-------- Data for this task --------

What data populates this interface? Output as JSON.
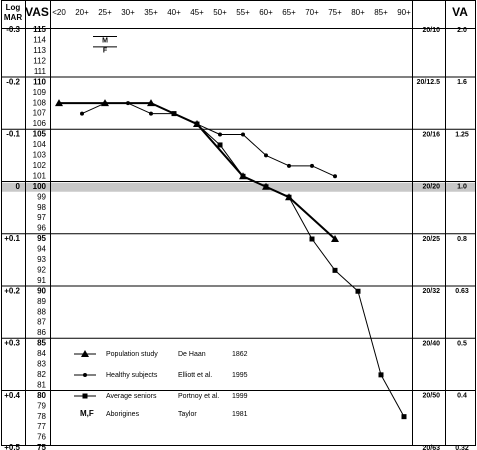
{
  "chart_data": {
    "type": "line",
    "headers": {
      "logmar": "Log MAR",
      "vas": "VAS",
      "va": "VA"
    },
    "x_ticks": [
      "<20",
      "20+",
      "25+",
      "30+",
      "35+",
      "40+",
      "45+",
      "50+",
      "55+",
      "60+",
      "65+",
      "70+",
      "75+",
      "80+",
      "85+",
      "90+"
    ],
    "vas_ticks": [
      115,
      114,
      113,
      112,
      111,
      110,
      109,
      108,
      107,
      106,
      105,
      104,
      103,
      102,
      101,
      100,
      99,
      98,
      97,
      96,
      95,
      94,
      93,
      92,
      91,
      90,
      89,
      88,
      87,
      86,
      85,
      84,
      83,
      82,
      81,
      80,
      79,
      78,
      77,
      76,
      75
    ],
    "logmar_labels": [
      {
        "vas": 115,
        "text": "-0.3"
      },
      {
        "vas": 110,
        "text": "-0.2"
      },
      {
        "vas": 105,
        "text": "-0.1"
      },
      {
        "vas": 100,
        "text": "0"
      },
      {
        "vas": 95,
        "text": "+0.1"
      },
      {
        "vas": 90,
        "text": "+0.2"
      },
      {
        "vas": 85,
        "text": "+0.3"
      },
      {
        "vas": 80,
        "text": "+0.4"
      },
      {
        "vas": 75,
        "text": "+0.5"
      }
    ],
    "snellen_labels": [
      {
        "vas": 115,
        "text": "20/10"
      },
      {
        "vas": 110,
        "text": "20/12.5"
      },
      {
        "vas": 105,
        "text": "20/16"
      },
      {
        "vas": 100,
        "text": "20/20"
      },
      {
        "vas": 95,
        "text": "20/25"
      },
      {
        "vas": 90,
        "text": "20/32"
      },
      {
        "vas": 85,
        "text": "20/40"
      },
      {
        "vas": 80,
        "text": "20/50"
      },
      {
        "vas": 75,
        "text": "20/63"
      }
    ],
    "decimal_labels": [
      {
        "vas": 115,
        "text": "2.0"
      },
      {
        "vas": 110,
        "text": "1.6"
      },
      {
        "vas": 105,
        "text": "1.25"
      },
      {
        "vas": 100,
        "text": "1.0"
      },
      {
        "vas": 95,
        "text": "0.8"
      },
      {
        "vas": 90,
        "text": "0.63"
      },
      {
        "vas": 85,
        "text": "0.5"
      },
      {
        "vas": 80,
        "text": "0.4"
      },
      {
        "vas": 75,
        "text": "0.32"
      }
    ],
    "series": [
      {
        "name": "Population study",
        "marker": "triangle",
        "stroke_width": 2,
        "points": [
          {
            "x": "<20",
            "y": 108
          },
          {
            "x": "25+",
            "y": 108
          },
          {
            "x": "35+",
            "y": 108
          },
          {
            "x": "45+",
            "y": 106
          },
          {
            "x": "55+",
            "y": 101
          },
          {
            "x": "60+",
            "y": 100
          },
          {
            "x": "65+",
            "y": 99
          },
          {
            "x": "75+",
            "y": 95
          }
        ]
      },
      {
        "name": "Healthy subjects",
        "marker": "circle",
        "stroke_width": 1,
        "points": [
          {
            "x": "20+",
            "y": 107
          },
          {
            "x": "25+",
            "y": 108
          },
          {
            "x": "30+",
            "y": 108
          },
          {
            "x": "35+",
            "y": 107
          },
          {
            "x": "40+",
            "y": 107
          },
          {
            "x": "45+",
            "y": 106
          },
          {
            "x": "50+",
            "y": 105
          },
          {
            "x": "55+",
            "y": 105
          },
          {
            "x": "60+",
            "y": 103
          },
          {
            "x": "65+",
            "y": 102
          },
          {
            "x": "70+",
            "y": 102
          },
          {
            "x": "75+",
            "y": 101
          }
        ]
      },
      {
        "name": "Average seniors",
        "marker": "square",
        "stroke_width": 1,
        "points": [
          {
            "x": "40+",
            "y": 107
          },
          {
            "x": "45+",
            "y": 106
          },
          {
            "x": "50+",
            "y": 104
          },
          {
            "x": "55+",
            "y": 101
          },
          {
            "x": "60+",
            "y": 100
          },
          {
            "x": "65+",
            "y": 99
          },
          {
            "x": "70+",
            "y": 95
          },
          {
            "x": "75+",
            "y": 92
          },
          {
            "x": "80+",
            "y": 90
          },
          {
            "x": "85+",
            "y": 82
          },
          {
            "x": "90+",
            "y": 78
          }
        ]
      }
    ],
    "aborigine_markers": [
      {
        "label": "M",
        "x": "25+",
        "y": 114
      },
      {
        "label": "F",
        "x": "25+",
        "y": 113
      }
    ],
    "legend": [
      {
        "marker": "triangle",
        "name": "Population study",
        "author": "De Haan",
        "year": "1862"
      },
      {
        "marker": "circle",
        "name": "Healthy subjects",
        "author": "Elliott et al.",
        "year": "1995"
      },
      {
        "marker": "square",
        "name": "Average seniors",
        "author": "Portnoy et al.",
        "year": "1999"
      },
      {
        "marker": "M,F",
        "name": "Aborigines",
        "author": "Taylor",
        "year": "1981"
      }
    ],
    "highlight_vas": 100,
    "colors": {
      "line": "#000000",
      "grid": "#000000",
      "highlight": "#c8c8c8",
      "text": "#000000"
    },
    "ylim": [
      75,
      115
    ]
  }
}
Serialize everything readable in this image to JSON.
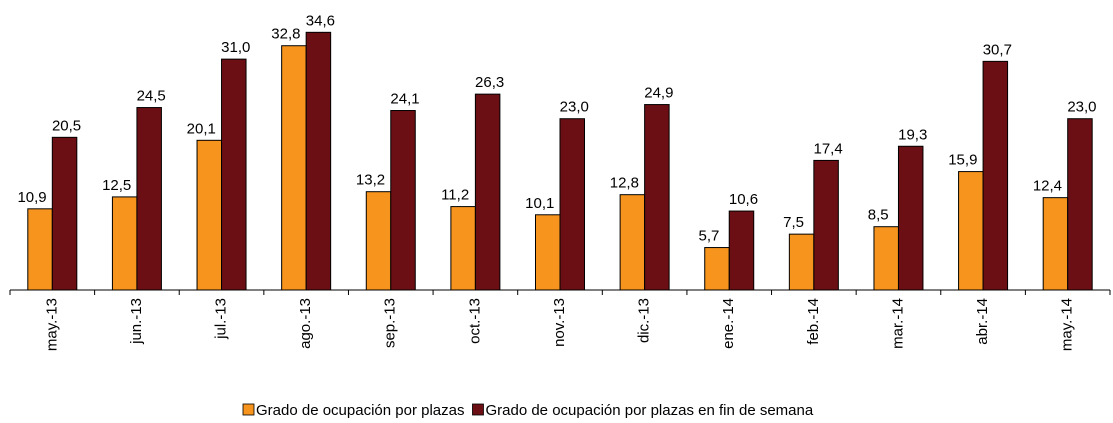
{
  "chart_data": {
    "type": "bar",
    "categories": [
      "may.-13",
      "jun.-13",
      "jul.-13",
      "ago.-13",
      "sep.-13",
      "oct.-13",
      "nov.-13",
      "dic.-13",
      "ene.-14",
      "feb.-14",
      "mar.-14",
      "abr.-14",
      "may.-14"
    ],
    "series": [
      {
        "name": "Grado de ocupación por plazas",
        "color": "#f7941d",
        "values": [
          10.9,
          12.5,
          20.1,
          32.8,
          13.2,
          11.2,
          10.1,
          12.8,
          5.7,
          7.5,
          8.5,
          15.9,
          12.4
        ],
        "value_labels": [
          "10,9",
          "12,5",
          "20,1",
          "32,8",
          "13,2",
          "11,2",
          "10,1",
          "12,8",
          "5,7",
          "7,5",
          "8,5",
          "15,9",
          "12,4"
        ]
      },
      {
        "name": "Grado de ocupación por plazas en fin de semana",
        "color": "#6b0f14",
        "values": [
          20.5,
          24.5,
          31.0,
          34.6,
          24.1,
          26.3,
          23.0,
          24.9,
          10.6,
          17.4,
          19.3,
          30.7,
          23.0
        ],
        "value_labels": [
          "20,5",
          "24,5",
          "31,0",
          "34,6",
          "24,1",
          "26,3",
          "23,0",
          "24,9",
          "10,6",
          "17,4",
          "19,3",
          "30,7",
          "23,0"
        ]
      }
    ],
    "ylim": [
      0,
      38
    ]
  }
}
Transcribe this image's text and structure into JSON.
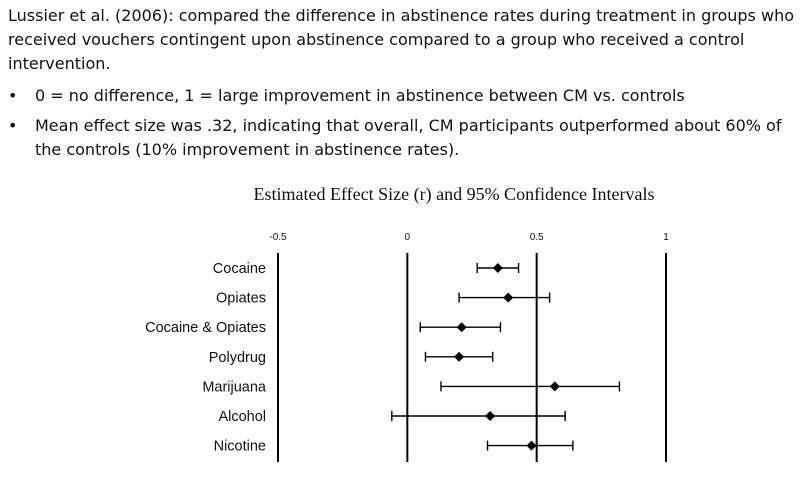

--------

What to do
Repeat the data exactly in full, omitting its pictures.

Correct response
What data populates this interface? Output as JSON.
{
  "chart_data": {
    "type": "line",
    "headers": {
      "logmar": "Log MAR",
      "vas": "VAS",
      "va": "VA"
    },
    "x_ticks": [
      "<20",
      "20+",
      "25+",
      "30+",
      "35+",
      "40+",
      "45+",
      "50+",
      "55+",
      "60+",
      "65+",
      "70+",
      "75+",
      "80+",
      "85+",
      "90+"
    ],
    "vas_ticks": [
      115,
      114,
      113,
      112,
      111,
      110,
      109,
      108,
      107,
      106,
      105,
      104,
      103,
      102,
      101,
      100,
      99,
      98,
      97,
      96,
      95,
      94,
      93,
      92,
      91,
      90,
      89,
      88,
      87,
      86,
      85,
      84,
      83,
      82,
      81,
      80,
      79,
      78,
      77,
      76,
      75
    ],
    "logmar_labels": [
      {
        "vas": 115,
        "text": "-0.3"
      },
      {
        "vas": 110,
        "text": "-0.2"
      },
      {
        "vas": 105,
        "text": "-0.1"
      },
      {
        "vas": 100,
        "text": "0"
      },
      {
        "vas": 95,
        "text": "+0.1"
      },
      {
        "vas": 90,
        "text": "+0.2"
      },
      {
        "vas": 85,
        "text": "+0.3"
      },
      {
        "vas": 80,
        "text": "+0.4"
      },
      {
        "vas": 75,
        "text": "+0.5"
      }
    ],
    "snellen_labels": [
      {
        "vas": 115,
        "text": "20/10"
      },
      {
        "vas": 110,
        "text": "20/12.5"
      },
      {
        "vas": 105,
        "text": "20/16"
      },
      {
        "vas": 100,
        "text": "20/20"
      },
      {
        "vas": 95,
        "text": "20/25"
      },
      {
        "vas": 90,
        "text": "20/32"
      },
      {
        "vas": 85,
        "text": "20/40"
      },
      {
        "vas": 80,
        "text": "20/50"
      },
      {
        "vas": 75,
        "text": "20/63"
      }
    ],
    "decimal_labels": [
      {
        "vas": 115,
        "text": "2.0"
      },
      {
        "vas": 110,
        "text": "1.6"
      },
      {
        "vas": 105,
        "text": "1.25"
      },
      {
        "vas": 100,
        "text": "1.0"
      },
      {
        "vas": 95,
        "text": "0.8"
      },
      {
        "vas": 90,
        "text": "0.63"
      },
      {
        "vas": 85,
        "text": "0.5"
      },
      {
        "vas": 80,
        "text": "0.4"
      },
      {
        "vas": 75,
        "text": "0.32"
      }
    ],
    "series": [
      {
        "name": "Population study",
        "marker": "triangle",
        "stroke_width": 2,
        "points": [
          {
            "x": "<20",
            "y": 108
          },
          {
            "x": "25+",
            "y": 108
          },
          {
            "x": "35+",
            "y": 108
          },
          {
            "x": "45+",
            "y": 106
          },
          {
            "x": "55+",
            "y": 101
          },
          {
            "x": "60+",
            "y": 100
          },
          {
            "x": "65+",
            "y": 99
          },
          {
            "x": "75+",
            "y": 95
          }
        ]
      },
      {
        "name": "Healthy subjects",
        "marker": "circle",
        "stroke_width": 1,
        "points": [
          {
            "x": "20+",
            "y": 107
          },
          {
            "x": "25+",
            "y": 108
          },
          {
            "x": "30+",
            "y": 108
          },
          {
            "x": "35+",
            "y": 107
          },
          {
            "x": "40+",
            "y": 107
          },
          {
            "x": "45+",
            "y": 106
          },
          {
            "x": "50+",
            "y": 105
          },
          {
            "x": "55+",
            "y": 105
          },
          {
            "x": "60+",
            "y": 103
          },
          {
            "x": "65+",
            "y": 102
          },
          {
            "x": "70+",
            "y": 102
          },
          {
            "x": "75+",
            "y": 101
          }
        ]
      },
      {
        "name": "Average seniors",
        "marker": "square",
        "stroke_width": 1,
        "points": [
          {
            "x": "40+",
            "y": 107
          },
          {
            "x": "45+",
            "y": 106
          },
          {
            "x": "50+",
            "y": 104
          },
          {
            "x": "55+",
            "y": 101
          },
          {
            "x": "60+",
            "y": 100
          },
          {
            "x": "65+",
            "y": 99
          },
          {
            "x": "70+",
            "y": 95
          },
          {
            "x": "75+",
            "y": 92
          },
          {
            "x": "80+",
            "y": 90
          },
          {
            "x": "85+",
            "y": 82
          },
          {
            "x": "90+",
            "y": 78
          }
        ]
      }
    ],
    "aborigine_markers": [
      {
        "label": "M",
        "x": "25+",
        "y": 114
      },
      {
        "label": "F",
        "x": "25+",
        "y": 113
      }
    ],
    "legend": [
      {
        "marker": "triangle",
        "name": "Population study",
        "author": "De Haan",
        "year": "1862"
      },
      {
        "marker": "circle",
        "name": "Healthy subjects",
        "author": "Elliott et al.",
        "year": "1995"
      },
      {
        "marker": "square",
        "name": "Average seniors",
        "author": "Portnoy et al.",
        "year": "1999"
      },
      {
        "marker": "M,F",
        "name": "Aborigines",
        "author": "Taylor",
        "year": "1981"
      }
    ],
    "highlight_vas": 100,
    "colors": {
      "line": "#000000",
      "grid": "#000000",
      "highlight": "#c8c8c8",
      "text": "#000000"
    },
    "ylim": [
      75,
      115
    ]
  }
}
Serialize everything readable in this image to JSON.
{
  "chart_data": {
    "type": "bar",
    "categories": [
      "may.-13",
      "jun.-13",
      "jul.-13",
      "ago.-13",
      "sep.-13",
      "oct.-13",
      "nov.-13",
      "dic.-13",
      "ene.-14",
      "feb.-14",
      "mar.-14",
      "abr.-14",
      "may.-14"
    ],
    "series": [
      {
        "name": "Grado de ocupación por plazas",
        "color": "#f7941d",
        "values": [
          10.9,
          12.5,
          20.1,
          32.8,
          13.2,
          11.2,
          10.1,
          12.8,
          5.7,
          7.5,
          8.5,
          15.9,
          12.4
        ],
        "value_labels": [
          "10,9",
          "12,5",
          "20,1",
          "32,8",
          "13,2",
          "11,2",
          "10,1",
          "12,8",
          "5,7",
          "7,5",
          "8,5",
          "15,9",
          "12,4"
        ]
      },
      {
        "name": "Grado de ocupación por plazas en fin de semana",
        "color": "#6b0f14",
        "values": [
          20.5,
          24.5,
          31.0,
          34.6,
          24.1,
          26.3,
          23.0,
          24.9,
          10.6,
          17.4,
          19.3,
          30.7,
          23.0
        ],
        "value_labels": [
          "20,5",
          "24,5",
          "31,0",
          "34,6",
          "24,1",
          "26,3",
          "23,0",
          "24,9",
          "10,6",
          "17,4",
          "19,3",
          "30,7",
          "23,0"
        ]
      }
    ],
    "ylim": [
      0,
      38
    ]
  }
}
Transcribe this image's text and structure into JSON.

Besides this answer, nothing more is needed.